### What you need to do:
Pull out each line of the data that includes the word "Communication".

### Dataset rows:
*****

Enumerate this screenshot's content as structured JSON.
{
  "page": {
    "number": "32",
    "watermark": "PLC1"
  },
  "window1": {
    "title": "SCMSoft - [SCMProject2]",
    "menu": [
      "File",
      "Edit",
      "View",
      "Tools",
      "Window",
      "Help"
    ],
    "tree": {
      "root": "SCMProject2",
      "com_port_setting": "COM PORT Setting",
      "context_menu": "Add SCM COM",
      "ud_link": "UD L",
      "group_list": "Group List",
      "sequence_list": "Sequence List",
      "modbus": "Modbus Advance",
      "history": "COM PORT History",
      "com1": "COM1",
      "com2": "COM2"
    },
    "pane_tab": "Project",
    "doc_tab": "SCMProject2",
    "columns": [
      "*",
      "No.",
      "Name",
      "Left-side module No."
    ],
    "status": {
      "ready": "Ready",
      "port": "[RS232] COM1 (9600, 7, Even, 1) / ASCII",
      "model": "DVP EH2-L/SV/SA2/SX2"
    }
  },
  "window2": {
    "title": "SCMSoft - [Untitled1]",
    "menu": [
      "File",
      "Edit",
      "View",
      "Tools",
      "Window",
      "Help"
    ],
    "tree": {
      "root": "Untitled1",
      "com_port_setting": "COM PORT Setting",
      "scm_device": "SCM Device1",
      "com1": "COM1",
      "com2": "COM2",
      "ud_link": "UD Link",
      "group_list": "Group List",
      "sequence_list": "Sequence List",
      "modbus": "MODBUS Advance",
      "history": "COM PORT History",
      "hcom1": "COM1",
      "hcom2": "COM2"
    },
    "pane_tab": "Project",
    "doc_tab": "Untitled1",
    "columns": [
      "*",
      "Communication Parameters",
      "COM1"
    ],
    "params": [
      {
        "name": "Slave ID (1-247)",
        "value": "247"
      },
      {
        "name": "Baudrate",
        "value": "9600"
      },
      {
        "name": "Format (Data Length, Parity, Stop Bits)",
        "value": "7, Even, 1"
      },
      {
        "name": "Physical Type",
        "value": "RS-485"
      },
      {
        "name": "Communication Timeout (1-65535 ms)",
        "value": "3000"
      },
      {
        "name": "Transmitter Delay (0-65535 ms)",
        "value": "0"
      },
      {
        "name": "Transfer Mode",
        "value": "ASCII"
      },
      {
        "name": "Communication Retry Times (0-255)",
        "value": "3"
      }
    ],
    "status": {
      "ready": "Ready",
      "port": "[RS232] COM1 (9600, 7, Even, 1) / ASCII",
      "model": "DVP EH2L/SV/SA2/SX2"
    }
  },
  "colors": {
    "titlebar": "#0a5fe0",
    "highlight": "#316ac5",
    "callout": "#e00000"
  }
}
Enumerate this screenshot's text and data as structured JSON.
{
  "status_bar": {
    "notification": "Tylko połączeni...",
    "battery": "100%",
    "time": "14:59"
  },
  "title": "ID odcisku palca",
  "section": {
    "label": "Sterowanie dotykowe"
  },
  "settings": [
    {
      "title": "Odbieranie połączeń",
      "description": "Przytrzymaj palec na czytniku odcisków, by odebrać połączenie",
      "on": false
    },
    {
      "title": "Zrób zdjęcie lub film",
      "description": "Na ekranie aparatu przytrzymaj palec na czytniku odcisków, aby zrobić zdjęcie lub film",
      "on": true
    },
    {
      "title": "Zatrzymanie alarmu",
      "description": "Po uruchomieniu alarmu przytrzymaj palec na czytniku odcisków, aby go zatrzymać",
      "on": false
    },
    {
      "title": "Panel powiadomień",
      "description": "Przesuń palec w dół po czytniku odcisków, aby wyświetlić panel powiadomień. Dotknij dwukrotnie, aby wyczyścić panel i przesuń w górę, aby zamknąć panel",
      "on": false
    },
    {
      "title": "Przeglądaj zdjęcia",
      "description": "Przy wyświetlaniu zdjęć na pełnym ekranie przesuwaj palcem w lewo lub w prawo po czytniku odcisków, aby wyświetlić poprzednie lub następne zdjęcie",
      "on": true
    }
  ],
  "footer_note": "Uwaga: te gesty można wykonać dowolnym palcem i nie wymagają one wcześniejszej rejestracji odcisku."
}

*****

### The reply:
      "Communication Parameters",
        "name": "Communication Timeout (1-65535 ms)",
        "name": "Communication Retry Times (0-255)",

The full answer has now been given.